#### [Exercise data]
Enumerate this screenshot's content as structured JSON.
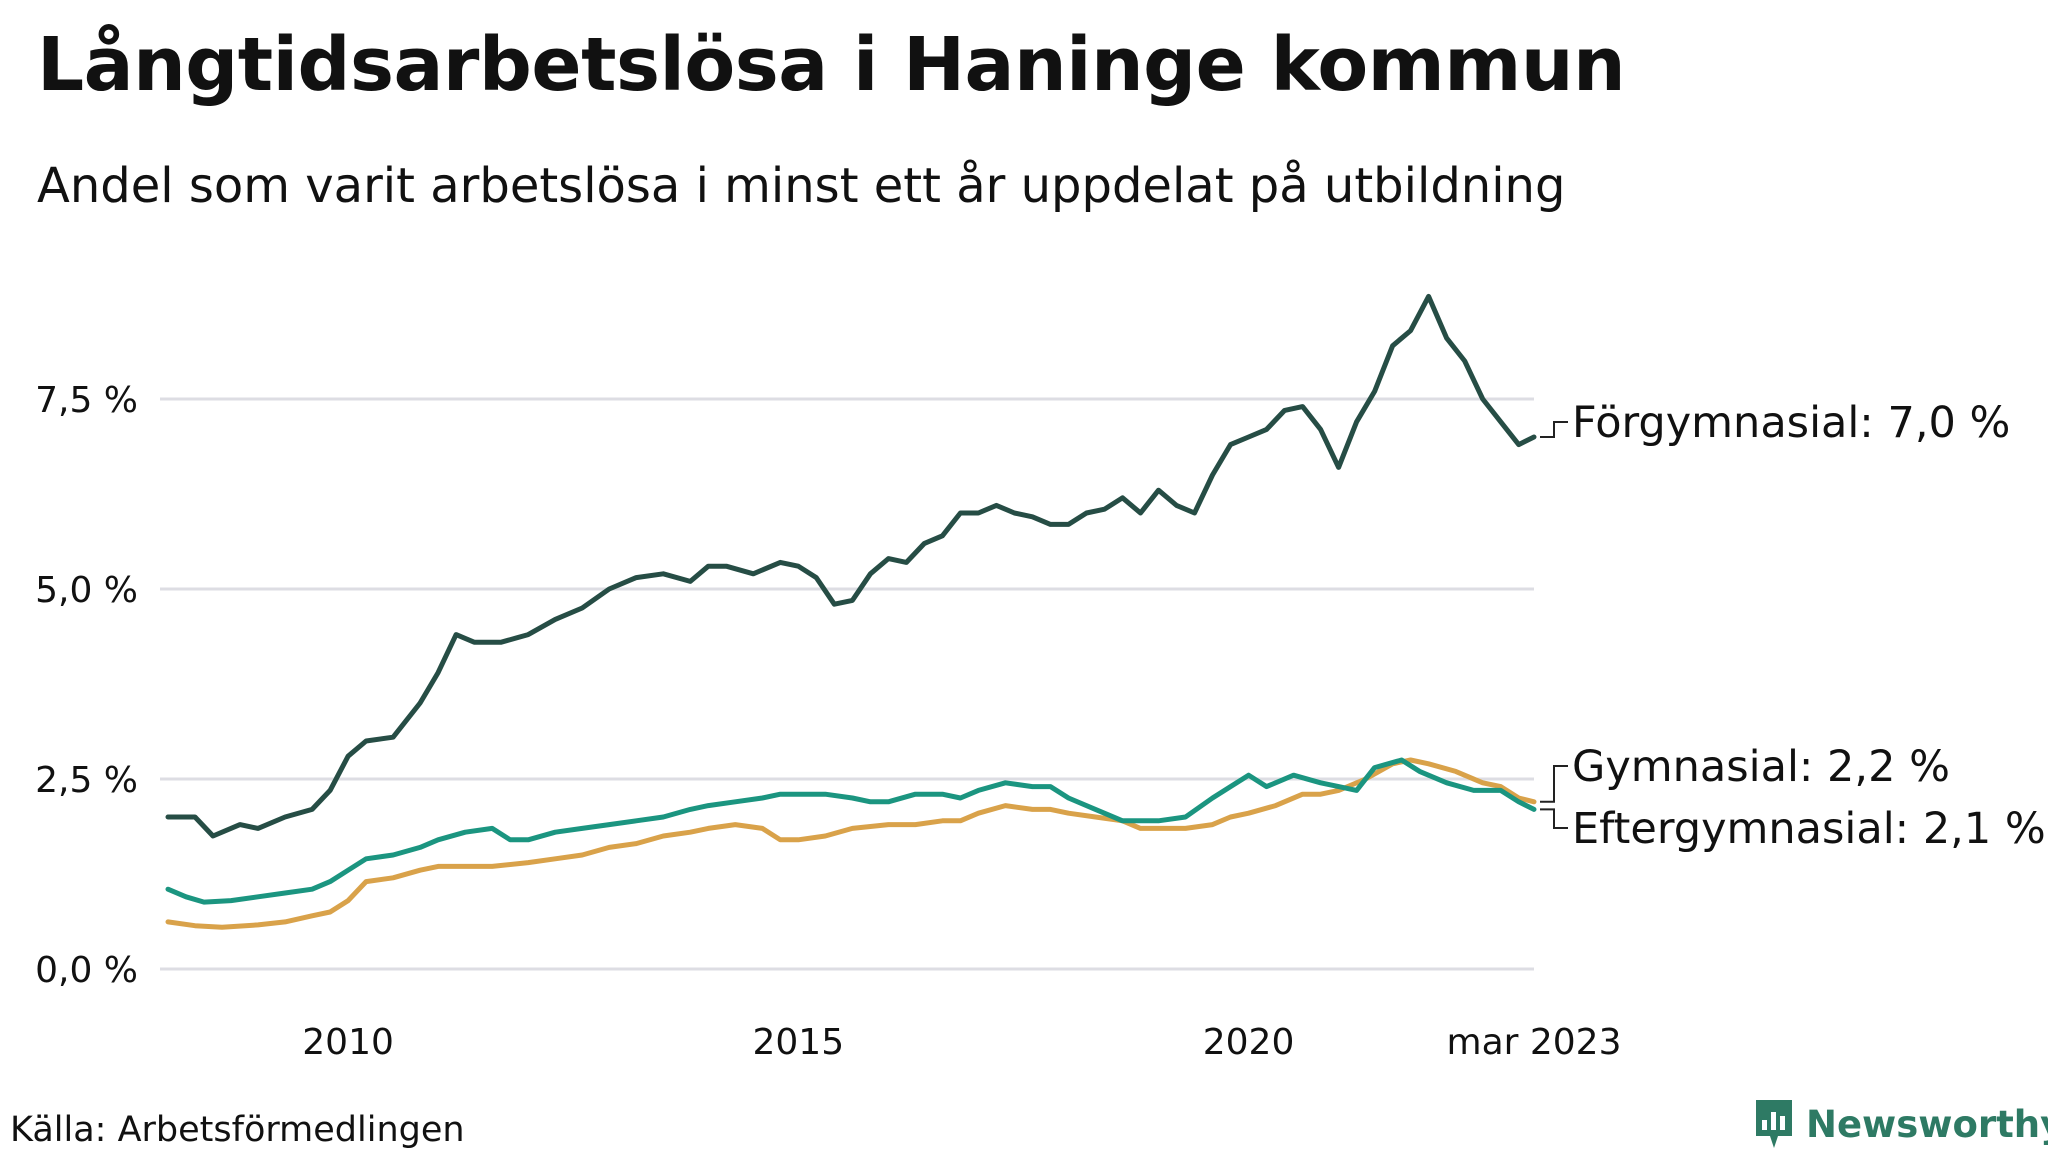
{
  "header": {
    "title": "Långtidsarbetslösa i Haninge kommun",
    "subtitle": "Andel som varit arbetslösa i minst ett år uppdelat på utbildning"
  },
  "footer": {
    "source": "Källa: Arbetsförmedlingen",
    "brand": "Newsworthy"
  },
  "colors": {
    "forgymnasial": "#264d45",
    "gymnasial": "#d9a24a",
    "eftergymnasial": "#1b9580",
    "grid": "#dddde3",
    "brand": "#2e7a64"
  },
  "chart_data": {
    "type": "line",
    "title": "Långtidsarbetslösa i Haninge kommun",
    "subtitle": "Andel som varit arbetslösa i minst ett år uppdelat på utbildning",
    "x_ticks": [
      {
        "value": 2010,
        "label": "2010"
      },
      {
        "value": 2015,
        "label": "2015"
      },
      {
        "value": 2020,
        "label": "2020"
      },
      {
        "value": 2023.17,
        "label": "mar 2023"
      }
    ],
    "y_ticks": [
      {
        "value": 0,
        "label": "0,0 %"
      },
      {
        "value": 2.5,
        "label": "2,5 %"
      },
      {
        "value": 5,
        "label": "5,0 %"
      },
      {
        "value": 7.5,
        "label": "7,5 %"
      }
    ],
    "xlim": [
      2008.0,
      2023.17
    ],
    "ylim": [
      0,
      8.9
    ],
    "grid": true,
    "legend": "end-of-line labels",
    "series": [
      {
        "name": "Förgymnasial",
        "end_label": "Förgymnasial: 7,0 %",
        "color": "#264d45",
        "points": [
          [
            2008.0,
            2.0
          ],
          [
            2008.3,
            2.0
          ],
          [
            2008.5,
            1.75
          ],
          [
            2008.8,
            1.9
          ],
          [
            2009.0,
            1.85
          ],
          [
            2009.3,
            2.0
          ],
          [
            2009.6,
            2.1
          ],
          [
            2009.8,
            2.35
          ],
          [
            2010.0,
            2.8
          ],
          [
            2010.2,
            3.0
          ],
          [
            2010.5,
            3.05
          ],
          [
            2010.8,
            3.5
          ],
          [
            2011.0,
            3.9
          ],
          [
            2011.2,
            4.4
          ],
          [
            2011.4,
            4.3
          ],
          [
            2011.7,
            4.3
          ],
          [
            2012.0,
            4.4
          ],
          [
            2012.3,
            4.6
          ],
          [
            2012.6,
            4.75
          ],
          [
            2012.9,
            5.0
          ],
          [
            2013.2,
            5.15
          ],
          [
            2013.5,
            5.2
          ],
          [
            2013.8,
            5.1
          ],
          [
            2014.0,
            5.3
          ],
          [
            2014.2,
            5.3
          ],
          [
            2014.5,
            5.2
          ],
          [
            2014.8,
            5.35
          ],
          [
            2015.0,
            5.3
          ],
          [
            2015.2,
            5.15
          ],
          [
            2015.4,
            4.8
          ],
          [
            2015.6,
            4.85
          ],
          [
            2015.8,
            5.2
          ],
          [
            2016.0,
            5.4
          ],
          [
            2016.2,
            5.35
          ],
          [
            2016.4,
            5.6
          ],
          [
            2016.6,
            5.7
          ],
          [
            2016.8,
            6.0
          ],
          [
            2017.0,
            6.0
          ],
          [
            2017.2,
            6.1
          ],
          [
            2017.4,
            6.0
          ],
          [
            2017.6,
            5.95
          ],
          [
            2017.8,
            5.85
          ],
          [
            2018.0,
            5.85
          ],
          [
            2018.2,
            6.0
          ],
          [
            2018.4,
            6.05
          ],
          [
            2018.6,
            6.2
          ],
          [
            2018.8,
            6.0
          ],
          [
            2019.0,
            6.3
          ],
          [
            2019.2,
            6.1
          ],
          [
            2019.4,
            6.0
          ],
          [
            2019.6,
            6.5
          ],
          [
            2019.8,
            6.9
          ],
          [
            2020.0,
            7.0
          ],
          [
            2020.2,
            7.1
          ],
          [
            2020.4,
            7.35
          ],
          [
            2020.6,
            7.4
          ],
          [
            2020.8,
            7.1
          ],
          [
            2021.0,
            6.6
          ],
          [
            2021.2,
            7.2
          ],
          [
            2021.4,
            7.6
          ],
          [
            2021.6,
            8.2
          ],
          [
            2021.8,
            8.4
          ],
          [
            2022.0,
            8.85
          ],
          [
            2022.2,
            8.3
          ],
          [
            2022.4,
            8.0
          ],
          [
            2022.6,
            7.5
          ],
          [
            2022.8,
            7.2
          ],
          [
            2023.0,
            6.9
          ],
          [
            2023.17,
            7.0
          ]
        ]
      },
      {
        "name": "Gymnasial",
        "end_label": "Gymnasial: 2,2 %",
        "color": "#d9a24a",
        "points": [
          [
            2008.0,
            0.62
          ],
          [
            2008.3,
            0.57
          ],
          [
            2008.6,
            0.55
          ],
          [
            2009.0,
            0.58
          ],
          [
            2009.3,
            0.62
          ],
          [
            2009.6,
            0.7
          ],
          [
            2009.8,
            0.75
          ],
          [
            2010.0,
            0.9
          ],
          [
            2010.2,
            1.15
          ],
          [
            2010.5,
            1.2
          ],
          [
            2010.8,
            1.3
          ],
          [
            2011.0,
            1.35
          ],
          [
            2011.3,
            1.35
          ],
          [
            2011.6,
            1.35
          ],
          [
            2012.0,
            1.4
          ],
          [
            2012.3,
            1.45
          ],
          [
            2012.6,
            1.5
          ],
          [
            2012.9,
            1.6
          ],
          [
            2013.2,
            1.65
          ],
          [
            2013.5,
            1.75
          ],
          [
            2013.8,
            1.8
          ],
          [
            2014.0,
            1.85
          ],
          [
            2014.3,
            1.9
          ],
          [
            2014.6,
            1.85
          ],
          [
            2014.8,
            1.7
          ],
          [
            2015.0,
            1.7
          ],
          [
            2015.3,
            1.75
          ],
          [
            2015.6,
            1.85
          ],
          [
            2016.0,
            1.9
          ],
          [
            2016.3,
            1.9
          ],
          [
            2016.6,
            1.95
          ],
          [
            2016.8,
            1.95
          ],
          [
            2017.0,
            2.05
          ],
          [
            2017.3,
            2.15
          ],
          [
            2017.6,
            2.1
          ],
          [
            2017.8,
            2.1
          ],
          [
            2018.0,
            2.05
          ],
          [
            2018.3,
            2.0
          ],
          [
            2018.6,
            1.95
          ],
          [
            2018.8,
            1.85
          ],
          [
            2019.0,
            1.85
          ],
          [
            2019.3,
            1.85
          ],
          [
            2019.6,
            1.9
          ],
          [
            2019.8,
            2.0
          ],
          [
            2020.0,
            2.05
          ],
          [
            2020.3,
            2.15
          ],
          [
            2020.6,
            2.3
          ],
          [
            2020.8,
            2.3
          ],
          [
            2021.0,
            2.35
          ],
          [
            2021.3,
            2.5
          ],
          [
            2021.6,
            2.7
          ],
          [
            2021.8,
            2.75
          ],
          [
            2022.0,
            2.7
          ],
          [
            2022.3,
            2.6
          ],
          [
            2022.6,
            2.45
          ],
          [
            2022.8,
            2.4
          ],
          [
            2023.0,
            2.25
          ],
          [
            2023.17,
            2.2
          ]
        ]
      },
      {
        "name": "Eftergymnasial",
        "end_label": "Eftergymnasial: 2,1 %",
        "color": "#1b9580",
        "points": [
          [
            2008.0,
            1.05
          ],
          [
            2008.2,
            0.95
          ],
          [
            2008.4,
            0.88
          ],
          [
            2008.7,
            0.9
          ],
          [
            2009.0,
            0.95
          ],
          [
            2009.3,
            1.0
          ],
          [
            2009.6,
            1.05
          ],
          [
            2009.8,
            1.15
          ],
          [
            2010.0,
            1.3
          ],
          [
            2010.2,
            1.45
          ],
          [
            2010.5,
            1.5
          ],
          [
            2010.8,
            1.6
          ],
          [
            2011.0,
            1.7
          ],
          [
            2011.3,
            1.8
          ],
          [
            2011.6,
            1.85
          ],
          [
            2011.8,
            1.7
          ],
          [
            2012.0,
            1.7
          ],
          [
            2012.3,
            1.8
          ],
          [
            2012.6,
            1.85
          ],
          [
            2012.9,
            1.9
          ],
          [
            2013.2,
            1.95
          ],
          [
            2013.5,
            2.0
          ],
          [
            2013.8,
            2.1
          ],
          [
            2014.0,
            2.15
          ],
          [
            2014.3,
            2.2
          ],
          [
            2014.6,
            2.25
          ],
          [
            2014.8,
            2.3
          ],
          [
            2015.0,
            2.3
          ],
          [
            2015.3,
            2.3
          ],
          [
            2015.6,
            2.25
          ],
          [
            2015.8,
            2.2
          ],
          [
            2016.0,
            2.2
          ],
          [
            2016.3,
            2.3
          ],
          [
            2016.6,
            2.3
          ],
          [
            2016.8,
            2.25
          ],
          [
            2017.0,
            2.35
          ],
          [
            2017.3,
            2.45
          ],
          [
            2017.6,
            2.4
          ],
          [
            2017.8,
            2.4
          ],
          [
            2018.0,
            2.25
          ],
          [
            2018.3,
            2.1
          ],
          [
            2018.6,
            1.95
          ],
          [
            2018.8,
            1.95
          ],
          [
            2019.0,
            1.95
          ],
          [
            2019.3,
            2.0
          ],
          [
            2019.6,
            2.25
          ],
          [
            2019.8,
            2.4
          ],
          [
            2020.0,
            2.55
          ],
          [
            2020.2,
            2.4
          ],
          [
            2020.5,
            2.55
          ],
          [
            2020.8,
            2.45
          ],
          [
            2021.0,
            2.4
          ],
          [
            2021.2,
            2.35
          ],
          [
            2021.4,
            2.65
          ],
          [
            2021.7,
            2.75
          ],
          [
            2021.9,
            2.6
          ],
          [
            2022.2,
            2.45
          ],
          [
            2022.5,
            2.35
          ],
          [
            2022.8,
            2.35
          ],
          [
            2023.0,
            2.2
          ],
          [
            2023.17,
            2.1
          ]
        ]
      }
    ]
  }
}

#### [Goal of the exercise]
Copy all lines from the listing that contain "Förgymnasial".

#### [Completed exercise]
        "name": "Förgymnasial",
        "end_label": "Förgymnasial: 7,0 %",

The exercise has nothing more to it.